Aim of the task
Pull out every line from the listing that has the word "page".

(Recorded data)
....................

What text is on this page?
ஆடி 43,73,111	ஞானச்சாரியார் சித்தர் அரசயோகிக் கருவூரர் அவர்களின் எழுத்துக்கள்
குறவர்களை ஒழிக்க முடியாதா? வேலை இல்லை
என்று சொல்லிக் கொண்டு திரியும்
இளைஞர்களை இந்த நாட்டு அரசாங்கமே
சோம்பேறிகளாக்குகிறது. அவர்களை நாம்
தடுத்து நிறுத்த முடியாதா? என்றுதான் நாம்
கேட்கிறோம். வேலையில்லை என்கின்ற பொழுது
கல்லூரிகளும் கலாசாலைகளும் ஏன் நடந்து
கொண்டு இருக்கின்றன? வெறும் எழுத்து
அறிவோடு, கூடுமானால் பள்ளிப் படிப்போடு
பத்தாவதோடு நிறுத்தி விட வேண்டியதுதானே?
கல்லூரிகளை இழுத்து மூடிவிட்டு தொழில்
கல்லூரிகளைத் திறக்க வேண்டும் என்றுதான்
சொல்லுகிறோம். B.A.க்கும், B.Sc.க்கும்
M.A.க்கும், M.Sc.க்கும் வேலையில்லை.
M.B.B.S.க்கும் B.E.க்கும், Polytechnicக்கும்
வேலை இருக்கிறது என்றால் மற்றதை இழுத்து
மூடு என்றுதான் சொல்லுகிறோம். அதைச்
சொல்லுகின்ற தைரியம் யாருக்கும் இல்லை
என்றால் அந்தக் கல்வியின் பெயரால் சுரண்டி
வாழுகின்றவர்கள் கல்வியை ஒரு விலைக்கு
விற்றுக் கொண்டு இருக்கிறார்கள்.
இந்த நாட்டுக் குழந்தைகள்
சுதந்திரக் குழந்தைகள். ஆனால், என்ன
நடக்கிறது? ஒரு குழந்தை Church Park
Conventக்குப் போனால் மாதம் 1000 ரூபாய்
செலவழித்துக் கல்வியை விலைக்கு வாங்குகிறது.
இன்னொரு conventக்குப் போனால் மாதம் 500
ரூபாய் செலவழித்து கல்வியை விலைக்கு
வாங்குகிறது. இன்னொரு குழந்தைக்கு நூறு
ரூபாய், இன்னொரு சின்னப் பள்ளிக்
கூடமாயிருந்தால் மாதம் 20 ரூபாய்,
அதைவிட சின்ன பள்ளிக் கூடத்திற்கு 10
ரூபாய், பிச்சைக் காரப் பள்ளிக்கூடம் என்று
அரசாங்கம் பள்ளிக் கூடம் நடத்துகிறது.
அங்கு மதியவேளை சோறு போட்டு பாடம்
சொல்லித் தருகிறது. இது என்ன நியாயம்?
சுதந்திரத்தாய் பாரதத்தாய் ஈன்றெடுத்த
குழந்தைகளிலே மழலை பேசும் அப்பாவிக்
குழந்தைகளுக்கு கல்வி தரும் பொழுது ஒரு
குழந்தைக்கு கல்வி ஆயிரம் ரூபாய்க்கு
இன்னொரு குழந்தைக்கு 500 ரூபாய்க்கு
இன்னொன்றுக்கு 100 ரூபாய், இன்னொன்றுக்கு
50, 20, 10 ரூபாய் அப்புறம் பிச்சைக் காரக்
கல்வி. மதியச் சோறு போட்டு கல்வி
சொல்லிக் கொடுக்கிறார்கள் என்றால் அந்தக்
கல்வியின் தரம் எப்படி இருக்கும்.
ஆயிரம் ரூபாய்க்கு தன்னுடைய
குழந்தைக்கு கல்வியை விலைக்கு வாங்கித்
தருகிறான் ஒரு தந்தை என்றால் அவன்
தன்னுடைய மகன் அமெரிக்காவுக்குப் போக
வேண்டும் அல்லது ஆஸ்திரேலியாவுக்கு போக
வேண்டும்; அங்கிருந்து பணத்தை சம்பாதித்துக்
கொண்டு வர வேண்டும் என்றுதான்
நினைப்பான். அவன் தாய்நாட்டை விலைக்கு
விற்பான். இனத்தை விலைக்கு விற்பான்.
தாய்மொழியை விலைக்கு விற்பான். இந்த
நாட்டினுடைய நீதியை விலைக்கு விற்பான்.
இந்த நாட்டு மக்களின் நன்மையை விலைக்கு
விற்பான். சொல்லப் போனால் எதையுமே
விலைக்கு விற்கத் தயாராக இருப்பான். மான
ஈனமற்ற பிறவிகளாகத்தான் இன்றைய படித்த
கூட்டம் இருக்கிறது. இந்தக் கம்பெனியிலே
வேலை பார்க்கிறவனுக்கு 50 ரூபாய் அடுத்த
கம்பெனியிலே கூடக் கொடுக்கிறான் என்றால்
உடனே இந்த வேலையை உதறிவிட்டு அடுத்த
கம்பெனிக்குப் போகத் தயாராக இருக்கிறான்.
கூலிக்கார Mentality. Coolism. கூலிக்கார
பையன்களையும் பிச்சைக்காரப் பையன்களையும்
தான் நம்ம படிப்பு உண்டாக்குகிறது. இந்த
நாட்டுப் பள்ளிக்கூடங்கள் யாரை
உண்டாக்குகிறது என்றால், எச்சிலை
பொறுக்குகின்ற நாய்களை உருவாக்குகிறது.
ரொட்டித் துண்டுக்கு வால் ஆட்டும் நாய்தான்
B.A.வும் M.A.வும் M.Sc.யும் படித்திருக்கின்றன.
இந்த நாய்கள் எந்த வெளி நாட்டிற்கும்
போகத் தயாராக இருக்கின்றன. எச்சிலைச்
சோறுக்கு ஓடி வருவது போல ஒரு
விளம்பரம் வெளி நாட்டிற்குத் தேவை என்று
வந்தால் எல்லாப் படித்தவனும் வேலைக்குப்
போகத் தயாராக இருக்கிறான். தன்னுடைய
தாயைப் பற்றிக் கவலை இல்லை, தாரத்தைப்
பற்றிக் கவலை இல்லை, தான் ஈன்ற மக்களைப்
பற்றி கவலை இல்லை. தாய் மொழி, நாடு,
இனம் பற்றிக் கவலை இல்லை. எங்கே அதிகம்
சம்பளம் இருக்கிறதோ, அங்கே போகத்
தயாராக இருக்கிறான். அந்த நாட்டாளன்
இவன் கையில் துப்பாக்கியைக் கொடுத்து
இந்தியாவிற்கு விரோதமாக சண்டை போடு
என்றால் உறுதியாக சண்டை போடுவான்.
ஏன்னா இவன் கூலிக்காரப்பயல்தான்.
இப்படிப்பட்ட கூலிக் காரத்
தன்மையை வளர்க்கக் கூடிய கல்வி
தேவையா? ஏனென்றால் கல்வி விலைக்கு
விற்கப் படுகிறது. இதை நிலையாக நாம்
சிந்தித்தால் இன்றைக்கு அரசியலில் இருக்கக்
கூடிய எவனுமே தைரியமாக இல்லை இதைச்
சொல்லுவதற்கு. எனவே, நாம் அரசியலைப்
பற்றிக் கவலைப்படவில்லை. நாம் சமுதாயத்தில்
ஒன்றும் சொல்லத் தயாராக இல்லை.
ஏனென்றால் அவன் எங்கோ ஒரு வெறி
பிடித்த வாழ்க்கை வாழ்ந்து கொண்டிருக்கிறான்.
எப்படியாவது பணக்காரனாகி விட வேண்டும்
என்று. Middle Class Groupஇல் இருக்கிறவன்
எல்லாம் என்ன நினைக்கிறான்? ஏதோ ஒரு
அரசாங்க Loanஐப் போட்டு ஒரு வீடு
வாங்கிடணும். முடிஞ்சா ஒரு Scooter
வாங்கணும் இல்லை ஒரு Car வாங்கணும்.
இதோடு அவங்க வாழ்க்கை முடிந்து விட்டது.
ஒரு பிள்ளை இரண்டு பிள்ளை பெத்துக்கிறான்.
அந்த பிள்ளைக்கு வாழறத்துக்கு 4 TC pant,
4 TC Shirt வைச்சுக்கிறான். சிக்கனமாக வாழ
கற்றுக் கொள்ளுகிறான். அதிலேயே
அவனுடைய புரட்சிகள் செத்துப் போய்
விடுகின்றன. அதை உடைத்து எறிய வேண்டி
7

....................

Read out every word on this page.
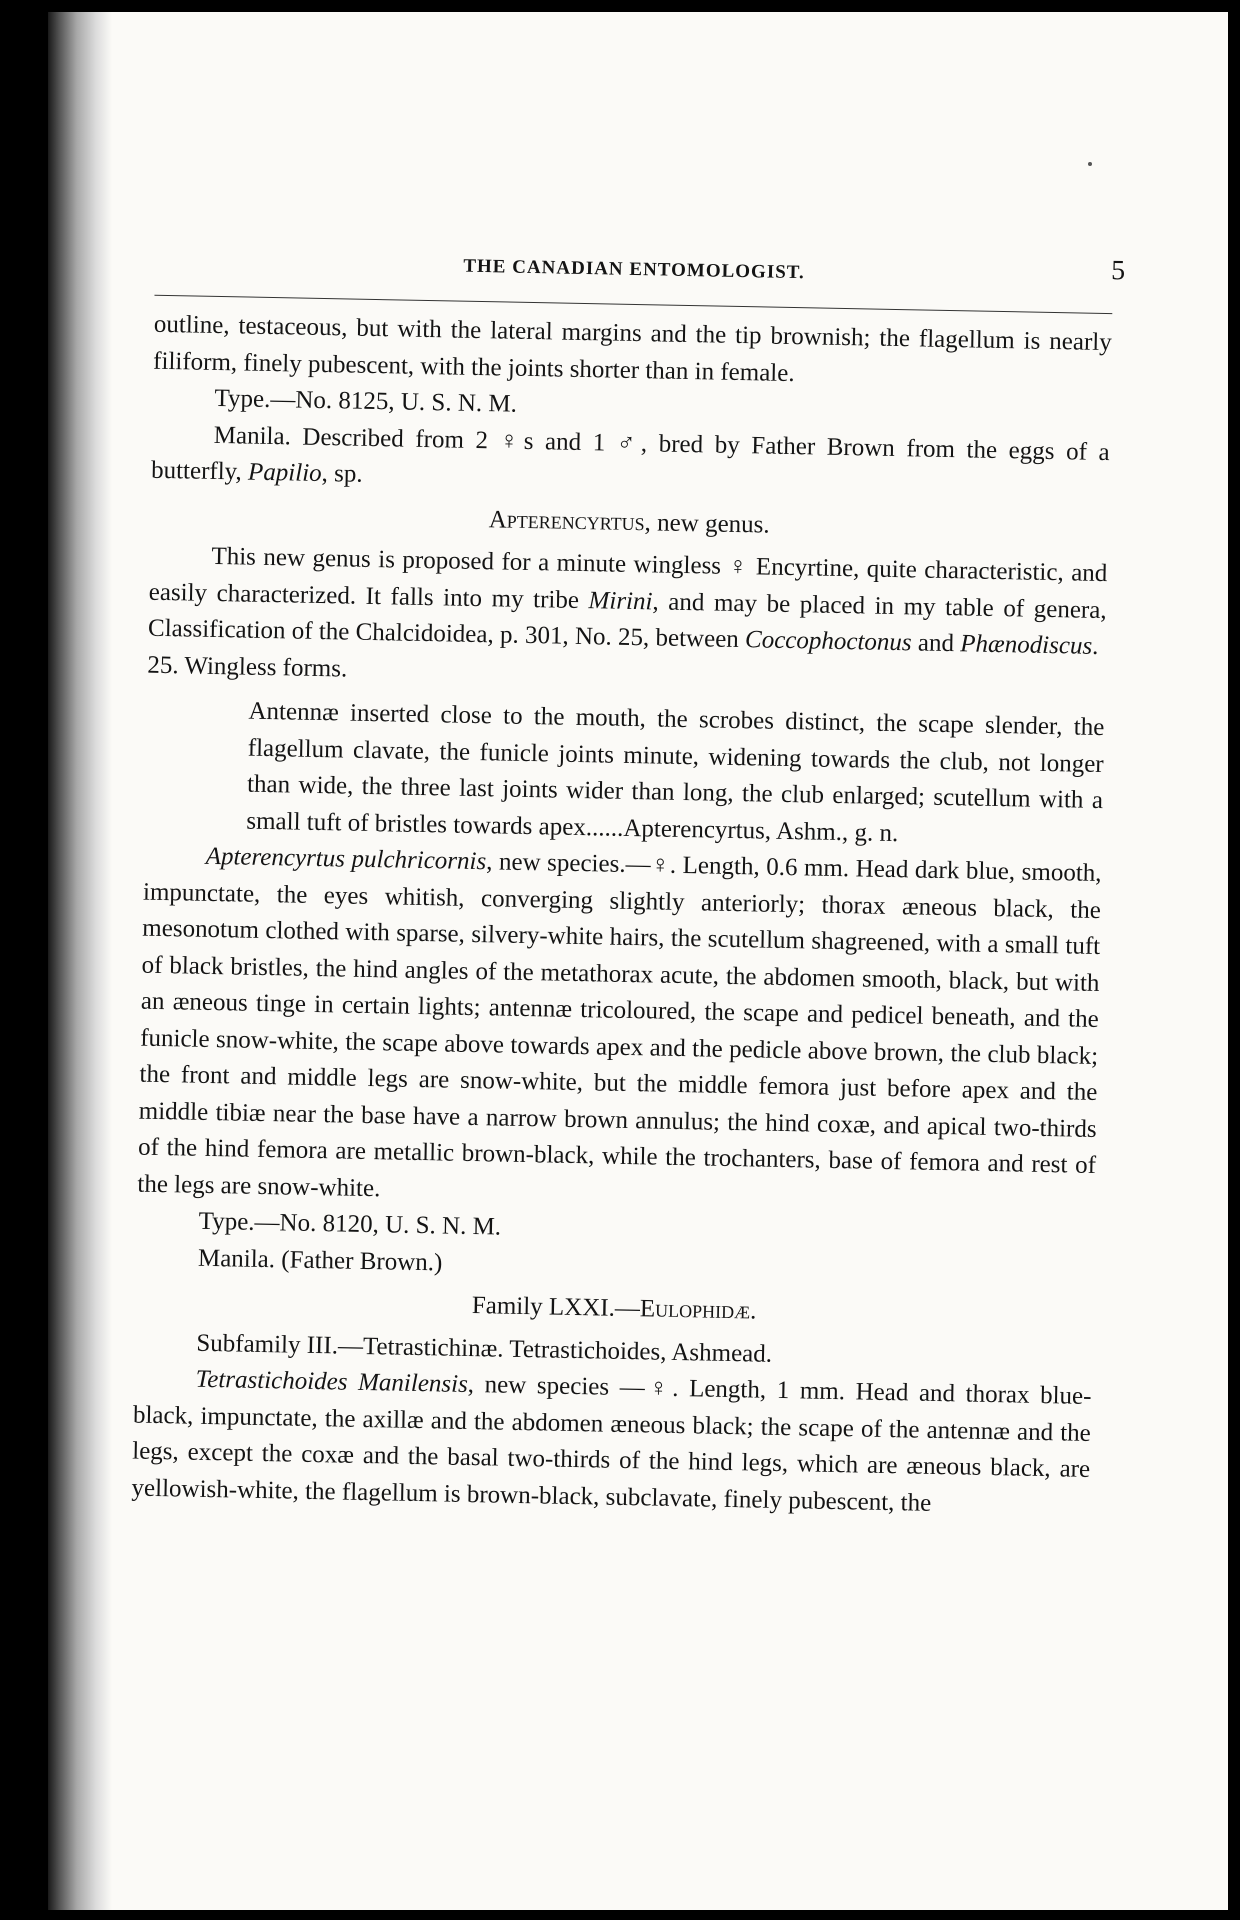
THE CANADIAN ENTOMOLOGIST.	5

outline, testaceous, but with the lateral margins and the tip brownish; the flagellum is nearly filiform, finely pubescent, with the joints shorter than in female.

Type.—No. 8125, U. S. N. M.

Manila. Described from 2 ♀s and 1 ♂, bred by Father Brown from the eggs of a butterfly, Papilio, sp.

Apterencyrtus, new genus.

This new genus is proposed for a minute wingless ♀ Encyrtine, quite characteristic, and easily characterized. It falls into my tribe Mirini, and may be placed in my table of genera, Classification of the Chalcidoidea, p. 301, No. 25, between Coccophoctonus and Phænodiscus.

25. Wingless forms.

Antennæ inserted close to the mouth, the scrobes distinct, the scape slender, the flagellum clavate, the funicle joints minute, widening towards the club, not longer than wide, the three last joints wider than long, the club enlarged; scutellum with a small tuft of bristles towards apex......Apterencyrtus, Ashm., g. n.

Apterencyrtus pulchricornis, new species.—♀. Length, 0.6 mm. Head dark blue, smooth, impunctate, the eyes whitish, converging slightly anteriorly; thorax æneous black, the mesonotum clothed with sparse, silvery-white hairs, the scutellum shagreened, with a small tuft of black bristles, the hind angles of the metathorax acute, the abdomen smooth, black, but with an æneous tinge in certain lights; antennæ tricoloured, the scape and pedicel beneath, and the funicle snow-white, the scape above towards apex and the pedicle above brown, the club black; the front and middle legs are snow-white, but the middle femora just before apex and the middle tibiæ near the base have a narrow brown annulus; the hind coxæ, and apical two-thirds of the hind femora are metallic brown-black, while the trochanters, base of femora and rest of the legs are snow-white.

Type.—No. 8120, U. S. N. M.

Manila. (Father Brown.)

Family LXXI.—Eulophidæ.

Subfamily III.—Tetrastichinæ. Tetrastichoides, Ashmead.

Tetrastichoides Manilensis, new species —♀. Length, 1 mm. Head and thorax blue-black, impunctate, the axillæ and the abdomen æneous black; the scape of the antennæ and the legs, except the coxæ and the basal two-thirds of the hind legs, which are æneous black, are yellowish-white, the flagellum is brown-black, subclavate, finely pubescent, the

....................

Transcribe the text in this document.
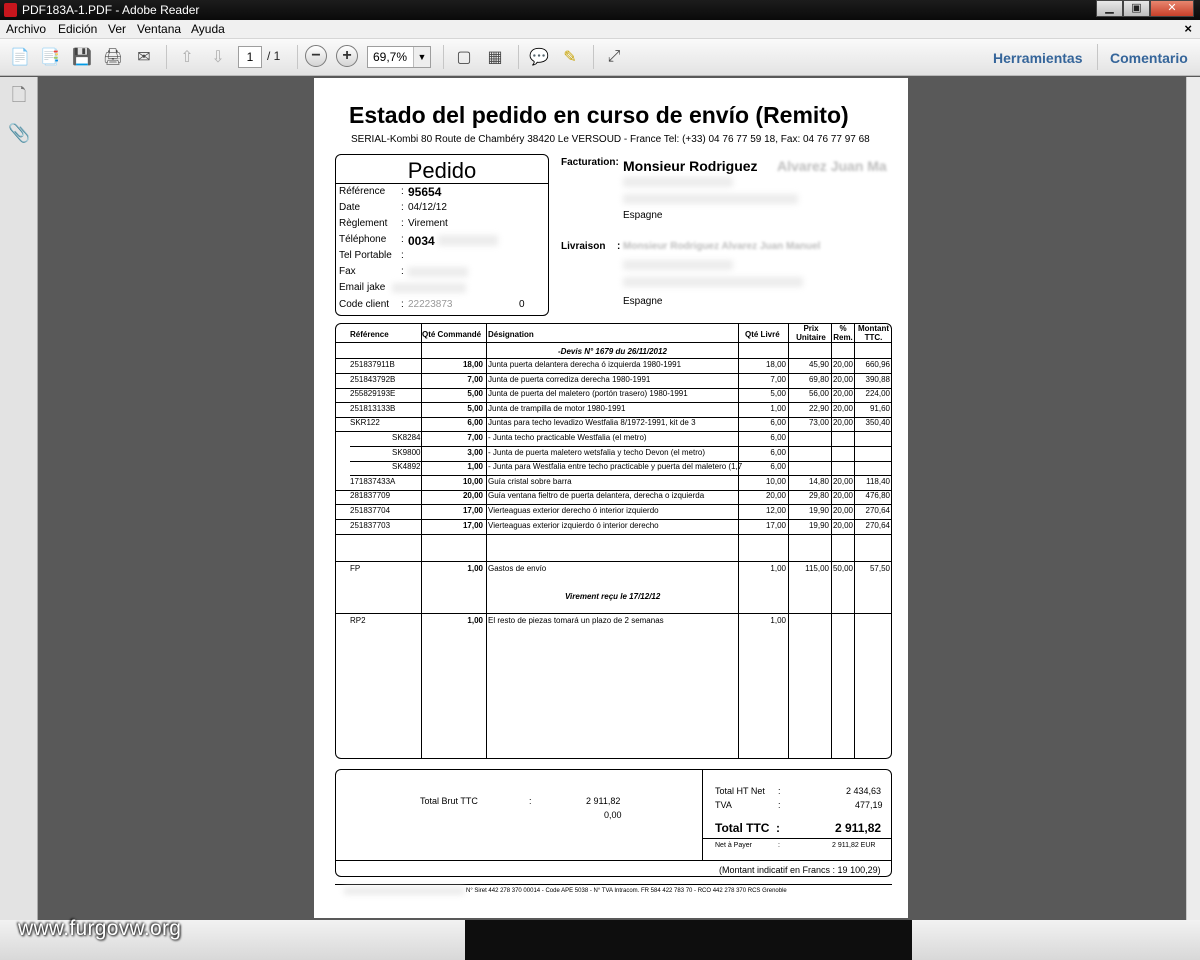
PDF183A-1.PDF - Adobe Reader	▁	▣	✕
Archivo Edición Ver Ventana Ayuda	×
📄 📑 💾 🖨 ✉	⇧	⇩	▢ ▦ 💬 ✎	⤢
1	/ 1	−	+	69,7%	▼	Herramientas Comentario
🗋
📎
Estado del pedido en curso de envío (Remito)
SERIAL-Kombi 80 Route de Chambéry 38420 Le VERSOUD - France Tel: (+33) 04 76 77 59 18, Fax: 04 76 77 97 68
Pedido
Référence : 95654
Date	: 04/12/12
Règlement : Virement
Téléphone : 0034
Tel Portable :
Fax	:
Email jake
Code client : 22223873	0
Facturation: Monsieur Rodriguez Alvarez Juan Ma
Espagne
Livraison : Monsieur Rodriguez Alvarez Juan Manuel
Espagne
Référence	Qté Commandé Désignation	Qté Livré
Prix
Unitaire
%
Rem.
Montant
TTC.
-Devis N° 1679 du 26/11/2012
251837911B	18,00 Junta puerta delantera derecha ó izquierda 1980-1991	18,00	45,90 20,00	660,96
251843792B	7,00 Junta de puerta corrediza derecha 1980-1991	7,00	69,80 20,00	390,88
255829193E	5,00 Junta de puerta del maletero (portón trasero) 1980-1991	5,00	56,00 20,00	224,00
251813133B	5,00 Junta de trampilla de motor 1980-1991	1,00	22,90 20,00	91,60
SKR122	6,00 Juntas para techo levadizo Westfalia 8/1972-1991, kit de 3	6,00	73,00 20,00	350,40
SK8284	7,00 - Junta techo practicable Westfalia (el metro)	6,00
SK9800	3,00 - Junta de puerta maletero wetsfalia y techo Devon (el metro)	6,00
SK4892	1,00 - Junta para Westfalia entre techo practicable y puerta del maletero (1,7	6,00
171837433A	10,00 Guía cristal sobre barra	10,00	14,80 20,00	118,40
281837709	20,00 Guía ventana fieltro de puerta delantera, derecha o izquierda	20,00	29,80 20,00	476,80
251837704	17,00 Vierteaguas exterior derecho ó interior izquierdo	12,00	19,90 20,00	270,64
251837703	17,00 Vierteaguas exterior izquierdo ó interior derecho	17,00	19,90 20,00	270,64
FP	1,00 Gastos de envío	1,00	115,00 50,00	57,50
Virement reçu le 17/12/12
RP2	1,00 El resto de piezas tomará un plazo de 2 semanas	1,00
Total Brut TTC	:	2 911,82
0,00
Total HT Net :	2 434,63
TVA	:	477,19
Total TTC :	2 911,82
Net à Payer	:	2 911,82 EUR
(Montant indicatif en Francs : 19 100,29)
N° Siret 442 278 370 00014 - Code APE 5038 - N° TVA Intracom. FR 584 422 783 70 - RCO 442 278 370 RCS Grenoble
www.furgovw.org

....................

Problem solution
What text is on this page?
Read out every word on this page.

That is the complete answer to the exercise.